**EXERCISE**. In your copy, include every line of the listing below exactly but none of the pictures.

**Stored data entries**.
━━━━

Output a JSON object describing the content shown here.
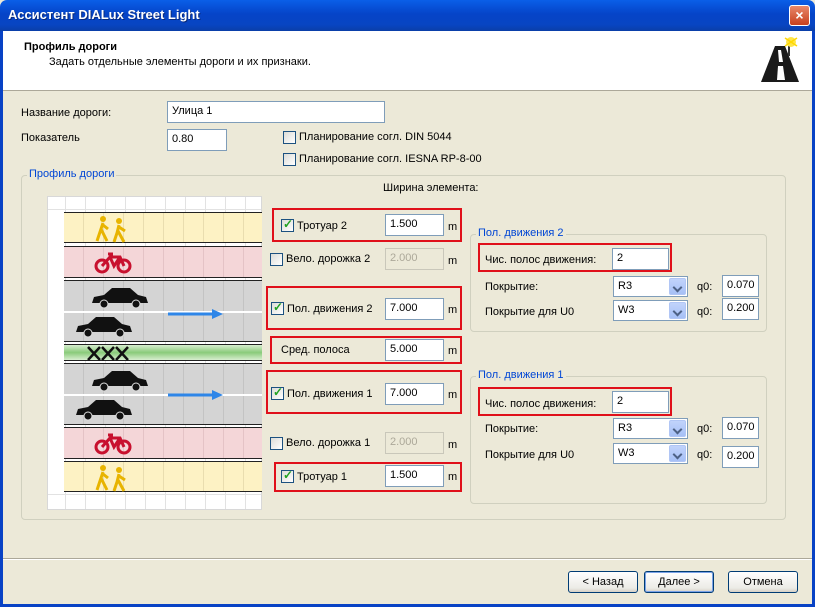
{
  "window": {
    "title": "Ассистент DIALux Street Light",
    "close_glyph": "×"
  },
  "header": {
    "title": "Профиль дороги",
    "subtitle": "Задать отдельные элементы дороги и их признаки."
  },
  "form": {
    "road_name_label": "Название дороги:",
    "road_name_value": "Улица 1",
    "indicator_label": "Показатель",
    "indicator_value": "0.80",
    "din_label": "Планирование согл. DIN 5044",
    "din_checked": false,
    "iesna_label": "Планирование согл. IESNA RP-8-00",
    "iesna_checked": false
  },
  "profile": {
    "group_label": "Профиль дороги",
    "width_header": "Ширина элемента:",
    "elements": [
      {
        "label": "Тротуар 2",
        "value": "1.500",
        "unit": "m",
        "checked": true,
        "enabled": true
      },
      {
        "label": "Вело. дорожка 2",
        "value": "2.000",
        "unit": "m",
        "checked": false,
        "enabled": false
      },
      {
        "label": "Пол. движения 2",
        "value": "7.000",
        "unit": "m",
        "checked": true,
        "enabled": true
      },
      {
        "label": "Сред. полоса",
        "value": "5.000",
        "unit": "m",
        "checked": null,
        "enabled": true
      },
      {
        "label": "Пол. движения 1",
        "value": "7.000",
        "unit": "m",
        "checked": true,
        "enabled": true
      },
      {
        "label": "Вело. дорожка 1",
        "value": "2.000",
        "unit": "m",
        "checked": false,
        "enabled": false
      },
      {
        "label": "Тротуар 1",
        "value": "1.500",
        "unit": "m",
        "checked": true,
        "enabled": true
      }
    ]
  },
  "lane2": {
    "group_label": "Пол. движения 2",
    "lanes_label": "Чис. полос движения:",
    "lanes_value": "2",
    "surface_label": "Покрытие:",
    "surface_value": "R3",
    "q0_label": "q0:",
    "q0_value": "0.070",
    "surface_u0_label": "Покрытие для U0",
    "surface_u0_value": "W3",
    "q0_u0_label": "q0:",
    "q0_u0_value": "0.200"
  },
  "lane1": {
    "group_label": "Пол. движения 1",
    "lanes_label": "Чис. полос движения:",
    "lanes_value": "2",
    "surface_label": "Покрытие:",
    "surface_value": "R3",
    "q0_label": "q0:",
    "q0_value": "0.070",
    "surface_u0_label": "Покрытие для U0",
    "surface_u0_value": "W3",
    "q0_u0_label": "q0:",
    "q0_u0_value": "0.200"
  },
  "buttons": {
    "back": "< Назад",
    "next": "Далее >",
    "cancel": "Отмена"
  },
  "colors": {
    "highlight_box": "#E0101A",
    "title_bar": "#0544C8",
    "group_legend": "#0046D5"
  }
}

━━━━

**THE RESULT**.
Output a JSON object describing the content shown here.
{
  "window": {
    "title": "Ассистент DIALux Street Light",
    "close_glyph": "×"
  },
  "header": {
    "title": "Профиль дороги",
    "subtitle": "Задать отдельные элементы дороги и их признаки."
  },
  "form": {
    "road_name_label": "Название дороги:",
    "road_name_value": "Улица 1",
    "indicator_label": "Показатель",
    "indicator_value": "0.80",
    "din_label": "Планирование согл. DIN 5044",
    "din_checked": false,
    "iesna_label": "Планирование согл. IESNA RP-8-00",
    "iesna_checked": false
  },
  "profile": {
    "group_label": "Профиль дороги",
    "width_header": "Ширина элемента:",
    "elements": [
      {
        "label": "Тротуар 2",
        "value": "1.500",
        "unit": "m",
        "checked": true,
        "enabled": true
      },
      {
        "label": "Вело. дорожка 2",
        "value": "2.000",
        "unit": "m",
        "checked": false,
        "enabled": false
      },
      {
        "label": "Пол. движения 2",
        "value": "7.000",
        "unit": "m",
        "checked": true,
        "enabled": true
      },
      {
        "label": "Сред. полоса",
        "value": "5.000",
        "unit": "m",
        "checked": null,
        "enabled": true
      },
      {
        "label": "Пол. движения 1",
        "value": "7.000",
        "unit": "m",
        "checked": true,
        "enabled": true
      },
      {
        "label": "Вело. дорожка 1",
        "value": "2.000",
        "unit": "m",
        "checked": false,
        "enabled": false
      },
      {
        "label": "Тротуар 1",
        "value": "1.500",
        "unit": "m",
        "checked": true,
        "enabled": true
      }
    ]
  },
  "lane2": {
    "group_label": "Пол. движения 2",
    "lanes_label": "Чис. полос движения:",
    "lanes_value": "2",
    "surface_label": "Покрытие:",
    "surface_value": "R3",
    "q0_label": "q0:",
    "q0_value": "0.070",
    "surface_u0_label": "Покрытие для U0",
    "surface_u0_value": "W3",
    "q0_u0_label": "q0:",
    "q0_u0_value": "0.200"
  },
  "lane1": {
    "group_label": "Пол. движения 1",
    "lanes_label": "Чис. полос движения:",
    "lanes_value": "2",
    "surface_label": "Покрытие:",
    "surface_value": "R3",
    "q0_label": "q0:",
    "q0_value": "0.070",
    "surface_u0_label": "Покрытие для U0",
    "surface_u0_value": "W3",
    "q0_u0_label": "q0:",
    "q0_u0_value": "0.200"
  },
  "buttons": {
    "back": "< Назад",
    "next": "Далее >",
    "cancel": "Отмена"
  },
  "colors": {
    "highlight_box": "#E0101A",
    "title_bar": "#0544C8",
    "group_legend": "#0046D5"
  }
}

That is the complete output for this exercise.